**TASK STATEMENT**
Copy each line in which the string "antisocial" occurs.

(Records excerpted from a collection)

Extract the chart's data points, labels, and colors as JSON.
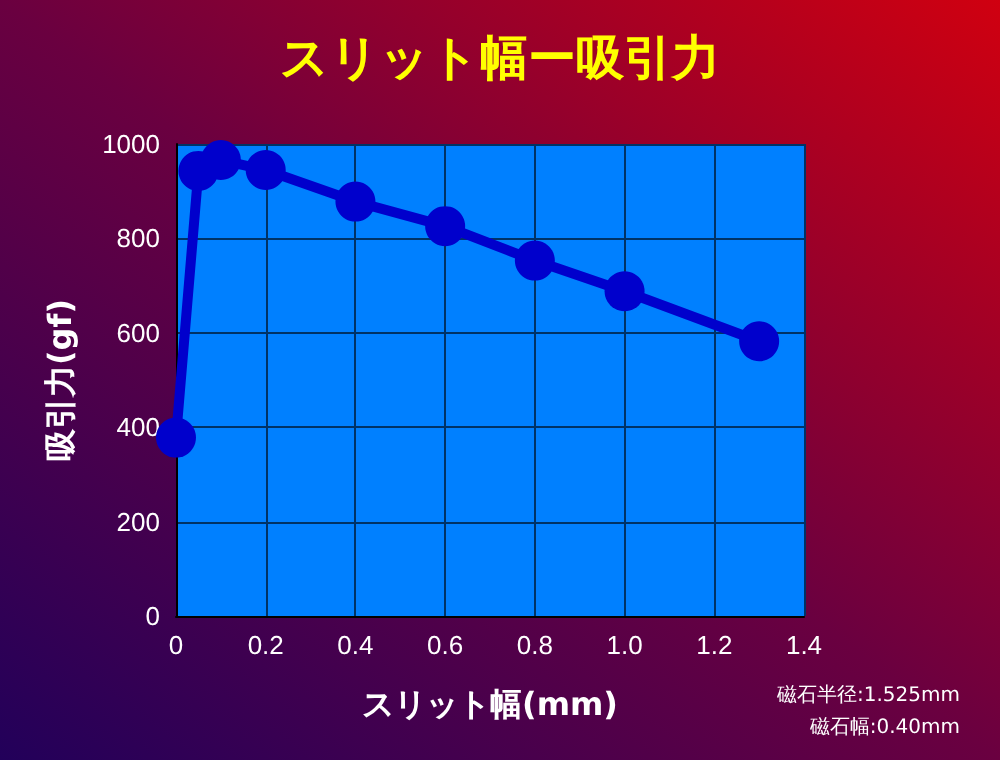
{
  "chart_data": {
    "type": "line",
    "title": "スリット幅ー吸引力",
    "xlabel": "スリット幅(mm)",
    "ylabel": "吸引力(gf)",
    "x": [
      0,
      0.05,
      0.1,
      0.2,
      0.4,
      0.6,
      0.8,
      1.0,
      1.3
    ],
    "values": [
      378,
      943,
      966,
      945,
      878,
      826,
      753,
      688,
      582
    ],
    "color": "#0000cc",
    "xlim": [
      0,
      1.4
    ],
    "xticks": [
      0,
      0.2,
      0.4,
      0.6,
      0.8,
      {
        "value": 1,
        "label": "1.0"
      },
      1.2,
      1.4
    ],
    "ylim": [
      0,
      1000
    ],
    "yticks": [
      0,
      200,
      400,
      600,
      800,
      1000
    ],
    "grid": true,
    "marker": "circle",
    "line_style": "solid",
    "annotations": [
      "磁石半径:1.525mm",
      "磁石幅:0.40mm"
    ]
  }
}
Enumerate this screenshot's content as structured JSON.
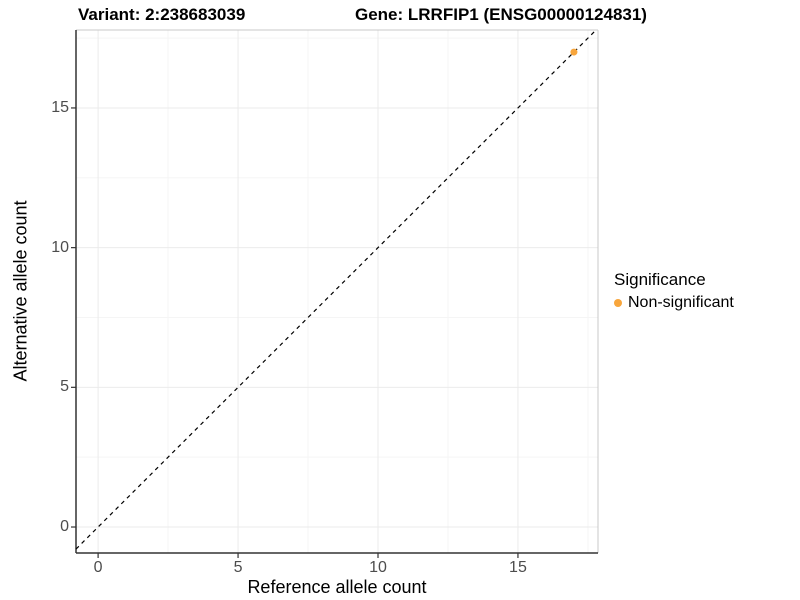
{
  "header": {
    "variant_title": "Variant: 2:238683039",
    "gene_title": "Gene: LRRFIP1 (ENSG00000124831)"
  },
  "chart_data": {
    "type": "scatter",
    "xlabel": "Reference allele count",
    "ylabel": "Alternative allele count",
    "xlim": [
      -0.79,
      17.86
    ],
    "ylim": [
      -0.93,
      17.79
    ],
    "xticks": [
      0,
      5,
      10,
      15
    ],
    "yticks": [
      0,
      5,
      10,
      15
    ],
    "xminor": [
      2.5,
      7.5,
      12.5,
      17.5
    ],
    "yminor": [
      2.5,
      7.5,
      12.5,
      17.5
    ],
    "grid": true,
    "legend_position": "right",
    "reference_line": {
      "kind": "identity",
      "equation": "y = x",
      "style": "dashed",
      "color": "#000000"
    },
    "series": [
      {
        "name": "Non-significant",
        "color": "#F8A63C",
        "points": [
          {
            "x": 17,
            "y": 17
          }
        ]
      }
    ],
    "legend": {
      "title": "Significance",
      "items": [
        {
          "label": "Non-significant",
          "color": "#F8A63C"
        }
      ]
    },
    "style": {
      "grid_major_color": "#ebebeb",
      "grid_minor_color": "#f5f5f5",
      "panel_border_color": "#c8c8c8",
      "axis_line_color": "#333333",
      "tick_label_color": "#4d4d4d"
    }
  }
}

...

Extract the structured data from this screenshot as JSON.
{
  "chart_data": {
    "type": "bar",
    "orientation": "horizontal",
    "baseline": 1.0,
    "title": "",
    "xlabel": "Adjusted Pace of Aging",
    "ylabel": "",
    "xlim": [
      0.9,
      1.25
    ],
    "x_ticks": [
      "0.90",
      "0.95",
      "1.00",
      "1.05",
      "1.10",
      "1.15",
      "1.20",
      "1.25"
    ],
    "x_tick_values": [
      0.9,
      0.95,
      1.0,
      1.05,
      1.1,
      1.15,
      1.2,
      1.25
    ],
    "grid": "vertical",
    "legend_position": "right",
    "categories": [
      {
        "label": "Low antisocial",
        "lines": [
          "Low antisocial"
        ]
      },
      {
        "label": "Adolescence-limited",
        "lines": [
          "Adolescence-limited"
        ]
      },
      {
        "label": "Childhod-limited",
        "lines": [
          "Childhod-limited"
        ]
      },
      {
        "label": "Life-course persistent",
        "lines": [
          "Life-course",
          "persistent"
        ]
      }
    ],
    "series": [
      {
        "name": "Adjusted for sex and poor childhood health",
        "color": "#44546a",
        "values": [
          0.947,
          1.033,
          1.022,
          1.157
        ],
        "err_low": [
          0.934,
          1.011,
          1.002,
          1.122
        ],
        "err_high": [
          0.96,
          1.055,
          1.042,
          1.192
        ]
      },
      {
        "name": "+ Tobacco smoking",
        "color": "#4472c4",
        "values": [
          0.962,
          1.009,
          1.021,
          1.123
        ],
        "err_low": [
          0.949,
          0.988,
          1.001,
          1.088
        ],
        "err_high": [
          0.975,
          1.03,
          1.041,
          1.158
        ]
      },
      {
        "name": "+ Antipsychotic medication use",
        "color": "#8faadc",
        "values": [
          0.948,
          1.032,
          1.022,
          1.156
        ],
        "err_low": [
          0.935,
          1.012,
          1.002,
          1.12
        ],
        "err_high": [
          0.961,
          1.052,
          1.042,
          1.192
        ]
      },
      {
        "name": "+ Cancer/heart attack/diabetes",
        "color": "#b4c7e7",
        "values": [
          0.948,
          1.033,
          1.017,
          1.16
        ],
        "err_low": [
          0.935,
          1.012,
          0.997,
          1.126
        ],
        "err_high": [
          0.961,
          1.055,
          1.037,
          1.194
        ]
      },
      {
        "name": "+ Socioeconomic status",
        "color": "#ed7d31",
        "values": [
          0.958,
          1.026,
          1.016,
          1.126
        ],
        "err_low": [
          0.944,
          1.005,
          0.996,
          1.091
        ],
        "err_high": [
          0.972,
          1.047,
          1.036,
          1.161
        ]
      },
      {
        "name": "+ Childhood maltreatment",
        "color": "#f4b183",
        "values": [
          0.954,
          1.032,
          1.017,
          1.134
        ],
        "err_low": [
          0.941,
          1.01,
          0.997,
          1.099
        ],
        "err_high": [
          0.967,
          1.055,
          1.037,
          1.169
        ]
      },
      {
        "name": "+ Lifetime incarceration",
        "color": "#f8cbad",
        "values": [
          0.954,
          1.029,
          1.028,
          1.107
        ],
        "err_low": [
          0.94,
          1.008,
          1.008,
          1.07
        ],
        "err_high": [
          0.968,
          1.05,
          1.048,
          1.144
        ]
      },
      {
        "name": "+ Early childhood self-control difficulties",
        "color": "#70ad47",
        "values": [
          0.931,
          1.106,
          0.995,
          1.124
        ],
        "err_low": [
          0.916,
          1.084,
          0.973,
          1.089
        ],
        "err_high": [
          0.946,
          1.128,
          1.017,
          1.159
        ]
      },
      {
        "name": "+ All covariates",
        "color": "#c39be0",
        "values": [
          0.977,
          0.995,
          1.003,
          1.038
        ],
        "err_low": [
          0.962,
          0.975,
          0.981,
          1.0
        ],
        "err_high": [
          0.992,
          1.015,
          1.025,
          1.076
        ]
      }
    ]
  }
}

**CORRECT RESULT**
        "label": "Low antisocial",
          "Low antisocial"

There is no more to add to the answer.